## Begin EXERCISE INPUT
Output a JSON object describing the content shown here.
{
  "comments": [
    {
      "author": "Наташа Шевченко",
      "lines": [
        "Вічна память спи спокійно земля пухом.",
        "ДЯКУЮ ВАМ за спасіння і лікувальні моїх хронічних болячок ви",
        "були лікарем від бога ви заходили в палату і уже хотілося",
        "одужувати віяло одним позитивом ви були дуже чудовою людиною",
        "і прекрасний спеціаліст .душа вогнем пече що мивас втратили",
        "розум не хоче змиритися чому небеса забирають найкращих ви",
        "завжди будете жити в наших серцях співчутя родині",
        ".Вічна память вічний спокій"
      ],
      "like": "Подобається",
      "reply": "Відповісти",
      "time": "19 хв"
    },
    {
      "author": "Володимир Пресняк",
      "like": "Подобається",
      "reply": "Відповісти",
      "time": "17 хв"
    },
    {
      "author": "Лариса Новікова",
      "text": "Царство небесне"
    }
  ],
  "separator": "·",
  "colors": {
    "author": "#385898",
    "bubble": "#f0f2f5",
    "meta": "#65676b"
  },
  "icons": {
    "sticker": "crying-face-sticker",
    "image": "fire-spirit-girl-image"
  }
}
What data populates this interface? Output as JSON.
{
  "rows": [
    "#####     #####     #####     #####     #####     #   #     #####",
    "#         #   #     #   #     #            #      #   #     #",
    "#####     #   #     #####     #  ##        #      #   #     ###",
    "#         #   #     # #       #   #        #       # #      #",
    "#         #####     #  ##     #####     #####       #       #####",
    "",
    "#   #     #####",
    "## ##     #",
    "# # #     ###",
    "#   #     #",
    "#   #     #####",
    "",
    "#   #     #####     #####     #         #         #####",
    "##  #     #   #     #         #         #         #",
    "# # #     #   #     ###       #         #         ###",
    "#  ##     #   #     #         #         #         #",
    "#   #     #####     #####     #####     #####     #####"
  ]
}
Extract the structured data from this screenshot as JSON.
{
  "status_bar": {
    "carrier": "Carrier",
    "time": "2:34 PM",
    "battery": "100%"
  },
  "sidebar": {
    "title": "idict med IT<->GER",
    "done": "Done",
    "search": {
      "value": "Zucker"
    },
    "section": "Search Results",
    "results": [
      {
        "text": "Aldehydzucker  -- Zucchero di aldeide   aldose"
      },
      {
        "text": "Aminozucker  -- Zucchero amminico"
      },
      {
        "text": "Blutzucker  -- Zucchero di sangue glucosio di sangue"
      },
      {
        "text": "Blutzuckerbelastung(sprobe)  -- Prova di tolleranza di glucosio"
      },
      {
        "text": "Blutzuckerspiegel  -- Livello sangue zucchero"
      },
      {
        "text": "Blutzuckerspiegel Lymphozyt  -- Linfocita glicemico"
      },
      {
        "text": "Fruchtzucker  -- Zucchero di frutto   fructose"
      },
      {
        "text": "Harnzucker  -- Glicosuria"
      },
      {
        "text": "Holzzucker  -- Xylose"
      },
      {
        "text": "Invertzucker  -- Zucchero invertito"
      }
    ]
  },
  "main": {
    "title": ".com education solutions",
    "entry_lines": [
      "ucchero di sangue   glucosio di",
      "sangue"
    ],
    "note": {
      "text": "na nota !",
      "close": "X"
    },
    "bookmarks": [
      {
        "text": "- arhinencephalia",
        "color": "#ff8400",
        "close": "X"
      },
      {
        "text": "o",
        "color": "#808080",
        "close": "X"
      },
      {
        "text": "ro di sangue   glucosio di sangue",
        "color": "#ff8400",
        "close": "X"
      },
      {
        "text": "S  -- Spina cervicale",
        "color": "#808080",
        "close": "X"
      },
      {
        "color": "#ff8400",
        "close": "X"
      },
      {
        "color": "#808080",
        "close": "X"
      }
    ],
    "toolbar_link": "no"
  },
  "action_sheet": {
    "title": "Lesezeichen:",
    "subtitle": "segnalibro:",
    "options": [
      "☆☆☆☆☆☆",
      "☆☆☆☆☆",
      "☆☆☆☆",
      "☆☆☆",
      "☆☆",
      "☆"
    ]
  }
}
## End EXERCISE INPUT
→ **EXERCISE OBJECTIVE**:
From the records above, extract every entry exactly as given.

→ **RESPONSE BELOW**:
Output a JSON object describing the content shown here.
{
  "comments": [
    {
      "author": "Наташа Шевченко",
      "lines": [
        "Вічна память спи спокійно земля пухом.",
        "ДЯКУЮ ВАМ за спасіння і лікувальні моїх хронічних болячок ви",
        "були лікарем від бога ви заходили в палату і уже хотілося",
        "одужувати віяло одним позитивом ви були дуже чудовою людиною",
        "і прекрасний спеціаліст .душа вогнем пече що мивас втратили",
        "розум не хоче змиритися чому небеса забирають найкращих ви",
        "завжди будете жити в наших серцях співчутя родині",
        ".Вічна память вічний спокій"
      ],
      "like": "Подобається",
      "reply": "Відповісти",
      "time": "19 хв"
    },
    {
      "author": "Володимир Пресняк",
      "like": "Подобається",
      "reply": "Відповісти",
      "time": "17 хв"
    },
    {
      "author": "Лариса Новікова",
      "text": "Царство небесне"
    }
  ],
  "separator": "·",
  "colors": {
    "author": "#385898",
    "bubble": "#f0f2f5",
    "meta": "#65676b"
  },
  "icons": {
    "sticker": "crying-face-sticker",
    "image": "fire-spirit-girl-image"
  }
}
What data populates this interface? Output as JSON.
{
  "rows": [
    "#####     #####     #####     #####     #####     #   #     #####",
    "#         #   #     #   #     #            #      #   #     #",
    "#####     #   #     #####     #  ##        #      #   #     ###",
    "#         #   #     # #       #   #        #       # #      #",
    "#         #####     #  ##     #####     #####       #       #####",
    "",
    "#   #     #####",
    "## ##     #",
    "# # #     ###",
    "#   #     #",
    "#   #     #####",
    "",
    "#   #     #####     #####     #         #         #####",
    "##  #     #   #     #         #         #         #",
    "# # #     #   #     ###       #         #         ###",
    "#  ##     #   #     #         #         #         #",
    "#   #     #####     #####     #####     #####     #####"
  ]
}
Extract the structured data from this screenshot as JSON.
{
  "status_bar": {
    "carrier": "Carrier",
    "time": "2:34 PM",
    "battery": "100%"
  },
  "sidebar": {
    "title": "idict med IT<->GER",
    "done": "Done",
    "search": {
      "value": "Zucker"
    },
    "section": "Search Results",
    "results": [
      {
        "text": "Aldehydzucker  -- Zucchero di aldeide   aldose"
      },
      {
        "text": "Aminozucker  -- Zucchero amminico"
      },
      {
        "text": "Blutzucker  -- Zucchero di sangue glucosio di sangue"
      },
      {
        "text": "Blutzuckerbelastung(sprobe)  -- Prova di tolleranza di glucosio"
      },
      {
        "text": "Blutzuckerspiegel  -- Livello sangue zucchero"
      },
      {
        "text": "Blutzuckerspiegel Lymphozyt  -- Linfocita glicemico"
      },
      {
        "text": "Fruchtzucker  -- Zucchero di frutto   fructose"
      },
      {
        "text": "Harnzucker  -- Glicosuria"
      },
      {
        "text": "Holzzucker  -- Xylose"
      },
      {
        "text": "Invertzucker  -- Zucchero invertito"
      }
    ]
  },
  "main": {
    "title": ".com education solutions",
    "entry_lines": [
      "ucchero di sangue   glucosio di",
      "sangue"
    ],
    "note": {
      "text": "na nota !",
      "close": "X"
    },
    "bookmarks": [
      {
        "text": "- arhinencephalia",
        "color": "#ff8400",
        "close": "X"
      },
      {
        "text": "o",
        "color": "#808080",
        "close": "X"
      },
      {
        "text": "ro di sangue   glucosio di sangue",
        "color": "#ff8400",
        "close": "X"
      },
      {
        "text": "S  -- Spina cervicale",
        "color": "#808080",
        "close": "X"
      },
      {
        "color": "#ff8400",
        "close": "X"
      },
      {
        "color": "#808080",
        "close": "X"
      }
    ],
    "toolbar_link": "no"
  },
  "action_sheet": {
    "title": "Lesezeichen:",
    "subtitle": "segnalibro:",
    "options": [
      "☆☆☆☆☆☆",
      "☆☆☆☆☆",
      "☆☆☆☆",
      "☆☆☆",
      "☆☆",
      "☆"
    ]
  }
}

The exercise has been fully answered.